— Given entries —
*-*-*

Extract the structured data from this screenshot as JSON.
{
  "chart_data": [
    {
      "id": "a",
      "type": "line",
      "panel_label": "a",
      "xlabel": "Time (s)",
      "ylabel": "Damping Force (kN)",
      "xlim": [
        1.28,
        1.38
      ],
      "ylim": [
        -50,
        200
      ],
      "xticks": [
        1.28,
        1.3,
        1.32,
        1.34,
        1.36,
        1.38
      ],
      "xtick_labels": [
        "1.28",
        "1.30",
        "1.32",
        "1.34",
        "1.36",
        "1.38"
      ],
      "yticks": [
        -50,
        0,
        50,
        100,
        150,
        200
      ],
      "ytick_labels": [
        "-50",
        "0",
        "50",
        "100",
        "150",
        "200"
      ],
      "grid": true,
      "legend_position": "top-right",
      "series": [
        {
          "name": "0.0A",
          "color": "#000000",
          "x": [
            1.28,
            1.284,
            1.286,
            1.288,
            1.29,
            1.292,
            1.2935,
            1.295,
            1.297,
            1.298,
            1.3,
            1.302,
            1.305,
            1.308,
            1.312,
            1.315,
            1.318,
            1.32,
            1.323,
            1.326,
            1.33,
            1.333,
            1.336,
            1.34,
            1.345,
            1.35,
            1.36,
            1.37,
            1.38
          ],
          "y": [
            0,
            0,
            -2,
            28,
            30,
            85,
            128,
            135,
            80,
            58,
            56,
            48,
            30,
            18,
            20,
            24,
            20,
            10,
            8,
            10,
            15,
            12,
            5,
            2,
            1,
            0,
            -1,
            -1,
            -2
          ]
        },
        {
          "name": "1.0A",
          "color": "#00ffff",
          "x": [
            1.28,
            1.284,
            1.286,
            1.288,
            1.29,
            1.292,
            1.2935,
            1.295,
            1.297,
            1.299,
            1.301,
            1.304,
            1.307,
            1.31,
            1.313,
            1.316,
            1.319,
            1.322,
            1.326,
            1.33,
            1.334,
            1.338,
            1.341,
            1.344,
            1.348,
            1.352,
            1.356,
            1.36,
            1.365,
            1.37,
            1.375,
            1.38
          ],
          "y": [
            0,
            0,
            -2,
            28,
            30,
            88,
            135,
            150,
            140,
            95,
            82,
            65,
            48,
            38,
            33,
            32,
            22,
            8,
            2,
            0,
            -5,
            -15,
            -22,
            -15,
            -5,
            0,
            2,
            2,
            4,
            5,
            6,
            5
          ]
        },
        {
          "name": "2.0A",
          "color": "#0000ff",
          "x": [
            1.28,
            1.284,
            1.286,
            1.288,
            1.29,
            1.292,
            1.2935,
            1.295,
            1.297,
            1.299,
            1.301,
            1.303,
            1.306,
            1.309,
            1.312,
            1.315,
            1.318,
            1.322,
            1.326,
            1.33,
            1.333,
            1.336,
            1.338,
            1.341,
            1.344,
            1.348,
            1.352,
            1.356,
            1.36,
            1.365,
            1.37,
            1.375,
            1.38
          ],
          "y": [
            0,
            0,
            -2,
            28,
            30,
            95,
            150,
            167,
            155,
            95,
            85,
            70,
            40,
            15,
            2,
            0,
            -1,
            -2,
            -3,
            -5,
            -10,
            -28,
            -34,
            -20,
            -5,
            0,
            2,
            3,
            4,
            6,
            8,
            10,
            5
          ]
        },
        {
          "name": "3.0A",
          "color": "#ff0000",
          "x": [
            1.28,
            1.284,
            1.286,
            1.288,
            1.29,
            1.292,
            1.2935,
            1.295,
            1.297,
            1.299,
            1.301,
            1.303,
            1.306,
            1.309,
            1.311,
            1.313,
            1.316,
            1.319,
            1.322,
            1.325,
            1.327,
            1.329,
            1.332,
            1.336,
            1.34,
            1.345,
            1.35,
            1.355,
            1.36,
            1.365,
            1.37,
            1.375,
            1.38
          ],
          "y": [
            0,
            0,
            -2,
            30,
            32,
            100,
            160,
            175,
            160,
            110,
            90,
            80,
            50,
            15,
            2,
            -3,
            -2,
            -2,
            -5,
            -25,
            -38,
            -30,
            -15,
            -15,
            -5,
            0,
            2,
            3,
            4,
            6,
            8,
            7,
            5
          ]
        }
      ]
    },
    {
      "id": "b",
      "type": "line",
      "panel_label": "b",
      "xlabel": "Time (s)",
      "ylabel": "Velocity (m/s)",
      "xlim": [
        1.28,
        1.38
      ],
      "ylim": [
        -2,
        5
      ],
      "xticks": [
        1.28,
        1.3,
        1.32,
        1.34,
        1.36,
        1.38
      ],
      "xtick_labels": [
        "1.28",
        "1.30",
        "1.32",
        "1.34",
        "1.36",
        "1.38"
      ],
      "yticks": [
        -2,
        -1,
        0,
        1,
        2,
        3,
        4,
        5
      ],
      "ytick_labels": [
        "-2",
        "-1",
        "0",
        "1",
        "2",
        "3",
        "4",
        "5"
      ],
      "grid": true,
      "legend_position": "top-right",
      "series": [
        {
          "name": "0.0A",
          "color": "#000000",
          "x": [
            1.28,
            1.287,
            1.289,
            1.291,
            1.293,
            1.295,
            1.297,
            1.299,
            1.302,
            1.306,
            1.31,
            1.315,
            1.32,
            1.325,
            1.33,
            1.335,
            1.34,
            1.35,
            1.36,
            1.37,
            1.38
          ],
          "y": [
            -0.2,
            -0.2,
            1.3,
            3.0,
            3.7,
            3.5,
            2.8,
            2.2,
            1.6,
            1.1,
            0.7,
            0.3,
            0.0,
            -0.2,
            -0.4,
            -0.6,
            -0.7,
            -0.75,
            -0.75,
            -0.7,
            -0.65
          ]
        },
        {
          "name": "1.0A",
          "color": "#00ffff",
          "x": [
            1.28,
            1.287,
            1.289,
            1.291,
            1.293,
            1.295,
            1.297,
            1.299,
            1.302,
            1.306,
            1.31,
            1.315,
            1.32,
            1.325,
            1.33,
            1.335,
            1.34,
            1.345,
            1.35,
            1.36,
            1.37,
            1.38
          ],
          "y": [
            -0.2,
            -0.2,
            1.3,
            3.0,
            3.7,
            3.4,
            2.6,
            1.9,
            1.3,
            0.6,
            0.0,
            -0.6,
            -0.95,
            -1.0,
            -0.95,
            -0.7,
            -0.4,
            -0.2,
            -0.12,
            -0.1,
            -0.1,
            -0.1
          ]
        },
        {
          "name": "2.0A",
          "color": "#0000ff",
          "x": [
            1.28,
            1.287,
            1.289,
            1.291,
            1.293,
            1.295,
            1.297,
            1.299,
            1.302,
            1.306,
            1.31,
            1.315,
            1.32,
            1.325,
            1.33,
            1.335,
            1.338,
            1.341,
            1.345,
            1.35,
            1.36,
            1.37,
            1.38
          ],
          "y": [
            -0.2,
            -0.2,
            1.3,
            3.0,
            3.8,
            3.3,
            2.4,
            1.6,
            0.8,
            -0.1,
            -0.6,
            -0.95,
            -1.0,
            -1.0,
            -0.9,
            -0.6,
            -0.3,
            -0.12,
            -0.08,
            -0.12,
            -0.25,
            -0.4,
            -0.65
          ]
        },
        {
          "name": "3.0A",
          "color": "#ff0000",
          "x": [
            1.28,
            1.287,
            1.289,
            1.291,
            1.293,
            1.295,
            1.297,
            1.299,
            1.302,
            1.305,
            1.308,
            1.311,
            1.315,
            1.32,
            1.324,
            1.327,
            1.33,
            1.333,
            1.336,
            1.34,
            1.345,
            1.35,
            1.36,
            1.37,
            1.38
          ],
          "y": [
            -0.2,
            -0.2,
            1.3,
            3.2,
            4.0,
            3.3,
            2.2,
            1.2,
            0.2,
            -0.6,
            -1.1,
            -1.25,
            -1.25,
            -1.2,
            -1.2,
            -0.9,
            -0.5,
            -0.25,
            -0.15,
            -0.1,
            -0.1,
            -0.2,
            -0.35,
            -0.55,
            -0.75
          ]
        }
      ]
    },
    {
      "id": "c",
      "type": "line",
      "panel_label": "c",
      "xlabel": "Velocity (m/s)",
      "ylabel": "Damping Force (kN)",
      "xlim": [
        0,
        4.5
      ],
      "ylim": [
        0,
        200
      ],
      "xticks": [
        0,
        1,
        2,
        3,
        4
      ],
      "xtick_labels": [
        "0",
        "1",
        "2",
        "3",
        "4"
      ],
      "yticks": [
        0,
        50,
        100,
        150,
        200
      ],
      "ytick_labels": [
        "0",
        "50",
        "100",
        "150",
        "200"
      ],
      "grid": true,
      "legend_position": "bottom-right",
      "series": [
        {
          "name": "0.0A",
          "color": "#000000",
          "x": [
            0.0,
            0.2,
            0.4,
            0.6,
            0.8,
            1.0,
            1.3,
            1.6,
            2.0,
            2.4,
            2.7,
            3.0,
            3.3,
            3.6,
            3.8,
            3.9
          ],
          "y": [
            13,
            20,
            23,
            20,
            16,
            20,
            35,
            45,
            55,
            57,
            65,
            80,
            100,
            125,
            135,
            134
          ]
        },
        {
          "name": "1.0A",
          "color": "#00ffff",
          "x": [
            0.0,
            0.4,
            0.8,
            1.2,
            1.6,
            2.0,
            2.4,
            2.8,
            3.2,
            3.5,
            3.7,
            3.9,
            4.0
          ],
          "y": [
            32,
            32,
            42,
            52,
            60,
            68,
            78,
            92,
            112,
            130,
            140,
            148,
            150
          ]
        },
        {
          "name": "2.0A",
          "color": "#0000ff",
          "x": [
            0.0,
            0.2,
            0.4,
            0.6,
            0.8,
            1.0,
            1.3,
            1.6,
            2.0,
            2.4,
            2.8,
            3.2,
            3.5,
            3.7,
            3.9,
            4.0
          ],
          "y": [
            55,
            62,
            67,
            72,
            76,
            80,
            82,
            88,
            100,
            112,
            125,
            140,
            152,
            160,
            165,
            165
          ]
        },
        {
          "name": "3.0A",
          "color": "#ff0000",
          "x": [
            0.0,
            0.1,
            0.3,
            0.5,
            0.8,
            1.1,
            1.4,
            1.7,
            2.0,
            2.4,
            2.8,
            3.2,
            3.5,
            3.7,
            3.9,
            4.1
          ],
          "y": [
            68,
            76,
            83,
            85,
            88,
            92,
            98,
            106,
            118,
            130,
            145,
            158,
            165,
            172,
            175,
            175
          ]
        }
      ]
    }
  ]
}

*-*-*

— The exercise —
Report only the number of lines that hold the string "Velocity" in this listing.

— Reply —
2